━━━━━ Provided records ━━━━━

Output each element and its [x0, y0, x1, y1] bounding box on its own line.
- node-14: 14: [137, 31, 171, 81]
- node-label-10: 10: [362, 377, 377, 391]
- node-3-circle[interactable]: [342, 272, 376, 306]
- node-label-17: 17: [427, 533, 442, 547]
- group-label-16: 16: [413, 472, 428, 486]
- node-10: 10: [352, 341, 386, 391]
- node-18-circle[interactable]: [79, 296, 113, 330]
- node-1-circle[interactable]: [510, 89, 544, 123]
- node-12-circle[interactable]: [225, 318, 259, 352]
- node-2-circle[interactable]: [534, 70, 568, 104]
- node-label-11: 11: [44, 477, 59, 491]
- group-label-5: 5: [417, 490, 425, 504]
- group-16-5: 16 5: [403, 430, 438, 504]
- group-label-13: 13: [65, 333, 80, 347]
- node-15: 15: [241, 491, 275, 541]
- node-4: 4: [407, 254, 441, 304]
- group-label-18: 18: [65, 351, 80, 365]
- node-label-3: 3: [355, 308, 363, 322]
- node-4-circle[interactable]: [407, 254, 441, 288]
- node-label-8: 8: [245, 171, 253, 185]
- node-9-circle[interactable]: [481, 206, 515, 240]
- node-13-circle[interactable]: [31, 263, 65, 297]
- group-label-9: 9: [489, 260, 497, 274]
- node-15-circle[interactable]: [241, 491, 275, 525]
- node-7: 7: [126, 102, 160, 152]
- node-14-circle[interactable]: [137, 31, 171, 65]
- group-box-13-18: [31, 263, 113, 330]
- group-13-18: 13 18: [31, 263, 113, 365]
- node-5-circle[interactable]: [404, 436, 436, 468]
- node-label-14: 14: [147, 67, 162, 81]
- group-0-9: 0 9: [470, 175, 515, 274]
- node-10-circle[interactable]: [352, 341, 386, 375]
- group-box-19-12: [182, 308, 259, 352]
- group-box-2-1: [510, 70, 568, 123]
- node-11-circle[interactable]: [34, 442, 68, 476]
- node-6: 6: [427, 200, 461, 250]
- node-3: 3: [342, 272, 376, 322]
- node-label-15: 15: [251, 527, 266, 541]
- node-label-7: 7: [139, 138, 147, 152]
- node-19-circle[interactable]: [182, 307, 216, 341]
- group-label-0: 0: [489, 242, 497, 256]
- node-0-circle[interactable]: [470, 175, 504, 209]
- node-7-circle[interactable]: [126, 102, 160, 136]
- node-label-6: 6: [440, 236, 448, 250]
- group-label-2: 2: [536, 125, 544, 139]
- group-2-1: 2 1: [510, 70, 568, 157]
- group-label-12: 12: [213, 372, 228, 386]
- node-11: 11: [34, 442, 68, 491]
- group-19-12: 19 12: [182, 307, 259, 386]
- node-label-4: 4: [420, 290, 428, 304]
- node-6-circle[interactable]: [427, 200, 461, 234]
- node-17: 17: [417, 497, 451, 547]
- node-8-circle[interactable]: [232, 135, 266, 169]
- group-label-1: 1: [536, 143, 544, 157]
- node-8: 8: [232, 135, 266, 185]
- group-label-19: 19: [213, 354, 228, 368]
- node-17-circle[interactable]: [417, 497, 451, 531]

━━━━━

Copy the lines of the records verbatim, starting at the first line and ending with the line that contains "- group-label-5: 5: [417, 490, 425, 504]", both included.

• **Answer to this task**:
Output each element and its [x0, y0, x1, y1] bounding box on its own line.
- node-14: 14: [137, 31, 171, 81]
- node-label-10: 10: [362, 377, 377, 391]
- node-3-circle[interactable]: [342, 272, 376, 306]
- node-label-17: 17: [427, 533, 442, 547]
- group-label-16: 16: [413, 472, 428, 486]
- node-10: 10: [352, 341, 386, 391]
- node-18-circle[interactable]: [79, 296, 113, 330]
- node-1-circle[interactable]: [510, 89, 544, 123]
- node-12-circle[interactable]: [225, 318, 259, 352]
- node-2-circle[interactable]: [534, 70, 568, 104]
- node-label-11: 11: [44, 477, 59, 491]
- group-label-5: 5: [417, 490, 425, 504]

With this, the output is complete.